--- START Record excerpts ---

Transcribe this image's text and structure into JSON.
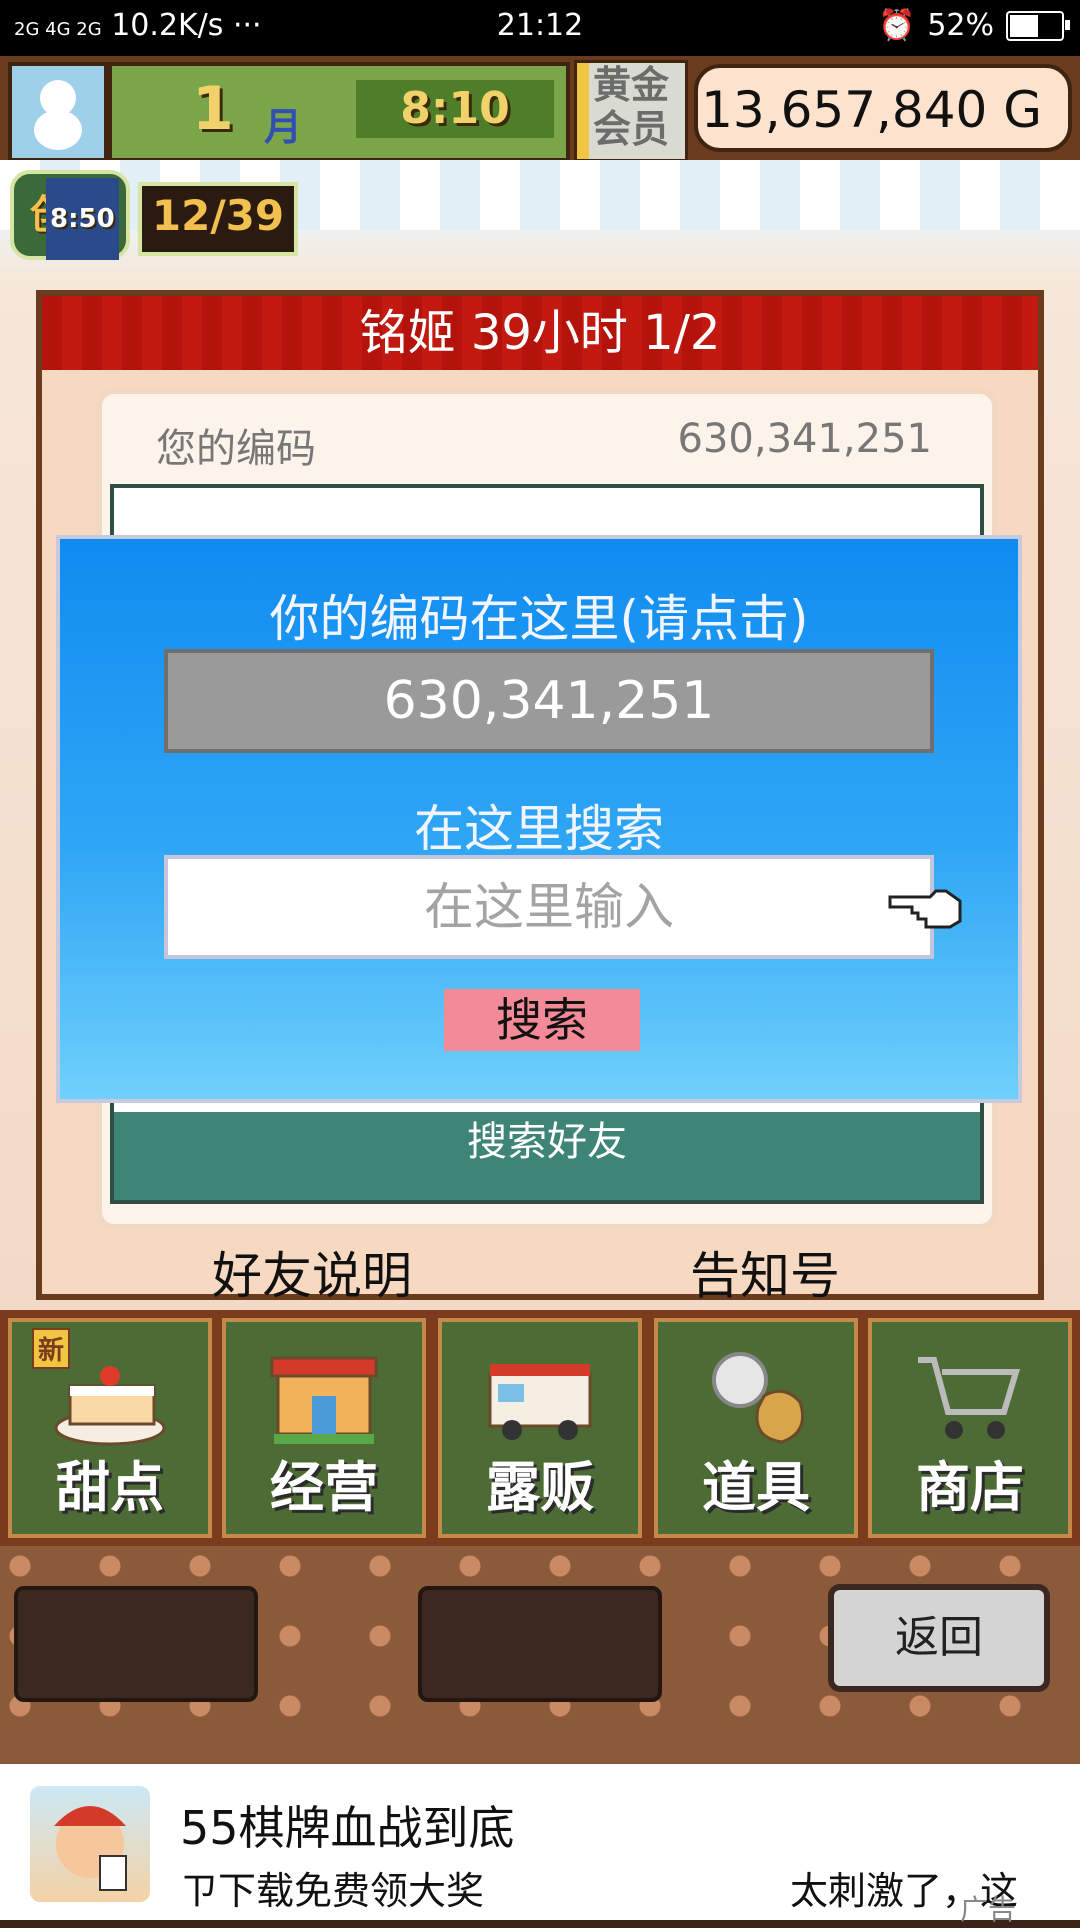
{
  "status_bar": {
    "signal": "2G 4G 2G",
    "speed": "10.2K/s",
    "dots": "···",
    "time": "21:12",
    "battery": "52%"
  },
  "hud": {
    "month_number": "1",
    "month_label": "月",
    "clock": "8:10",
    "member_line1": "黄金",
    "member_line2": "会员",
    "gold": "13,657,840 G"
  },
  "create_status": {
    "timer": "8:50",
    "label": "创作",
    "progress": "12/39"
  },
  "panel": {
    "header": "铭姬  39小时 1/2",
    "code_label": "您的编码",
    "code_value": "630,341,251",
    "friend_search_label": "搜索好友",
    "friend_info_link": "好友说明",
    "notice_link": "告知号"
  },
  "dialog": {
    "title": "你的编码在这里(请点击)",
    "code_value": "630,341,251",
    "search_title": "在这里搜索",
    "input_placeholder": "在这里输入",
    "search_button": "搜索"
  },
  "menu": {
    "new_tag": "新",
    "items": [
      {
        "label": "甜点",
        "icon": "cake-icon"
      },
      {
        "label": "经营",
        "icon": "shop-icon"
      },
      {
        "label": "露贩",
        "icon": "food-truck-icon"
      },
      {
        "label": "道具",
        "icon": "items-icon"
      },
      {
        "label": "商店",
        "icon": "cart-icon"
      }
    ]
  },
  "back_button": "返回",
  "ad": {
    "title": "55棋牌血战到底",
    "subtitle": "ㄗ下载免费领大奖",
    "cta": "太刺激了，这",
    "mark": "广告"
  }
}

--- END Record excerpts ---

What is asked -
Using the records above, output their complete text exactly, minus any images.

Expected output -
Transcribe this image's text and structure into JSON.
{
  "status_bar": {
    "signal": "2G 4G 2G",
    "speed": "10.2K/s",
    "dots": "···",
    "time": "21:12",
    "battery": "52%"
  },
  "hud": {
    "month_number": "1",
    "month_label": "月",
    "clock": "8:10",
    "member_line1": "黄金",
    "member_line2": "会员",
    "gold": "13,657,840 G"
  },
  "create_status": {
    "timer": "8:50",
    "label": "创作",
    "progress": "12/39"
  },
  "panel": {
    "header": "铭姬  39小时 1/2",
    "code_label": "您的编码",
    "code_value": "630,341,251",
    "friend_search_label": "搜索好友",
    "friend_info_link": "好友说明",
    "notice_link": "告知号"
  },
  "dialog": {
    "title": "你的编码在这里(请点击)",
    "code_value": "630,341,251",
    "search_title": "在这里搜索",
    "input_placeholder": "在这里输入",
    "search_button": "搜索"
  },
  "menu": {
    "new_tag": "新",
    "items": [
      {
        "label": "甜点",
        "icon": "cake-icon"
      },
      {
        "label": "经营",
        "icon": "shop-icon"
      },
      {
        "label": "露贩",
        "icon": "food-truck-icon"
      },
      {
        "label": "道具",
        "icon": "items-icon"
      },
      {
        "label": "商店",
        "icon": "cart-icon"
      }
    ]
  },
  "back_button": "返回",
  "ad": {
    "title": "55棋牌血战到底",
    "subtitle": "ㄗ下载免费领大奖",
    "cta": "太刺激了，这",
    "mark": "广告"
  }
}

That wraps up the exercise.